■ Stored entries ■
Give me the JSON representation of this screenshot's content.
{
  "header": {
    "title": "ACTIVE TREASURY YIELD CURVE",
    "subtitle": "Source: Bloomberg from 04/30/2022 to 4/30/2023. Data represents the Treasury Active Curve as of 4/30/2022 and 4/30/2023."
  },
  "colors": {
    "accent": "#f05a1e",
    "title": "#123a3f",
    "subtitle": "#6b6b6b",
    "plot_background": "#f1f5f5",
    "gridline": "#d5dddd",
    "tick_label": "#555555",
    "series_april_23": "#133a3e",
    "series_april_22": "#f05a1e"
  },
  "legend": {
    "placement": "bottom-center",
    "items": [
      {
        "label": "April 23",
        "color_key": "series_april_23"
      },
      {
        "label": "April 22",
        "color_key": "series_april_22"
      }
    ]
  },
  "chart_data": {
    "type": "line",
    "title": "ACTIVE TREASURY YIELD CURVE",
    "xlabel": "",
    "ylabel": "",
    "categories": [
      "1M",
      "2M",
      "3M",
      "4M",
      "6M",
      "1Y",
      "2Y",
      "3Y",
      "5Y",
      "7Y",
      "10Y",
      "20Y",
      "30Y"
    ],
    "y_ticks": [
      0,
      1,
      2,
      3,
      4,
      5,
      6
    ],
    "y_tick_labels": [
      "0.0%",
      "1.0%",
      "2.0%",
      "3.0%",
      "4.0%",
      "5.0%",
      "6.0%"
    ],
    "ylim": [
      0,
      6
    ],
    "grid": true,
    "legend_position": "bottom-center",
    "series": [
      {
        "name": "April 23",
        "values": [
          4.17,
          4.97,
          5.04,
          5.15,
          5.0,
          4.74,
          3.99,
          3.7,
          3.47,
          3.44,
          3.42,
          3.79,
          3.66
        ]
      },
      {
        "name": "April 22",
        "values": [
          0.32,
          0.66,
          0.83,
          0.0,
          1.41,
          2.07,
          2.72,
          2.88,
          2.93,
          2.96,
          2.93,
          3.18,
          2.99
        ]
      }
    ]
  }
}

■ Given exercise ■
Write out the entries above once more, without altering anything.

■ Final answer ■
Give me the JSON representation of this screenshot's content.
{
  "header": {
    "title": "ACTIVE TREASURY YIELD CURVE",
    "subtitle": "Source: Bloomberg from 04/30/2022 to 4/30/2023. Data represents the Treasury Active Curve as of 4/30/2022 and 4/30/2023."
  },
  "colors": {
    "accent": "#f05a1e",
    "title": "#123a3f",
    "subtitle": "#6b6b6b",
    "plot_background": "#f1f5f5",
    "gridline": "#d5dddd",
    "tick_label": "#555555",
    "series_april_23": "#133a3e",
    "series_april_22": "#f05a1e"
  },
  "legend": {
    "placement": "bottom-center",
    "items": [
      {
        "label": "April 23",
        "color_key": "series_april_23"
      },
      {
        "label": "April 22",
        "color_key": "series_april_22"
      }
    ]
  },
  "chart_data": {
    "type": "line",
    "title": "ACTIVE TREASURY YIELD CURVE",
    "xlabel": "",
    "ylabel": "",
    "categories": [
      "1M",
      "2M",
      "3M",
      "4M",
      "6M",
      "1Y",
      "2Y",
      "3Y",
      "5Y",
      "7Y",
      "10Y",
      "20Y",
      "30Y"
    ],
    "y_ticks": [
      0,
      1,
      2,
      3,
      4,
      5,
      6
    ],
    "y_tick_labels": [
      "0.0%",
      "1.0%",
      "2.0%",
      "3.0%",
      "4.0%",
      "5.0%",
      "6.0%"
    ],
    "ylim": [
      0,
      6
    ],
    "grid": true,
    "legend_position": "bottom-center",
    "series": [
      {
        "name": "April 23",
        "values": [
          4.17,
          4.97,
          5.04,
          5.15,
          5.0,
          4.74,
          3.99,
          3.7,
          3.47,
          3.44,
          3.42,
          3.79,
          3.66
        ]
      },
      {
        "name": "April 22",
        "values": [
          0.32,
          0.66,
          0.83,
          0.0,
          1.41,
          2.07,
          2.72,
          2.88,
          2.93,
          2.96,
          2.93,
          3.18,
          2.99
        ]
      }
    ]
  }
}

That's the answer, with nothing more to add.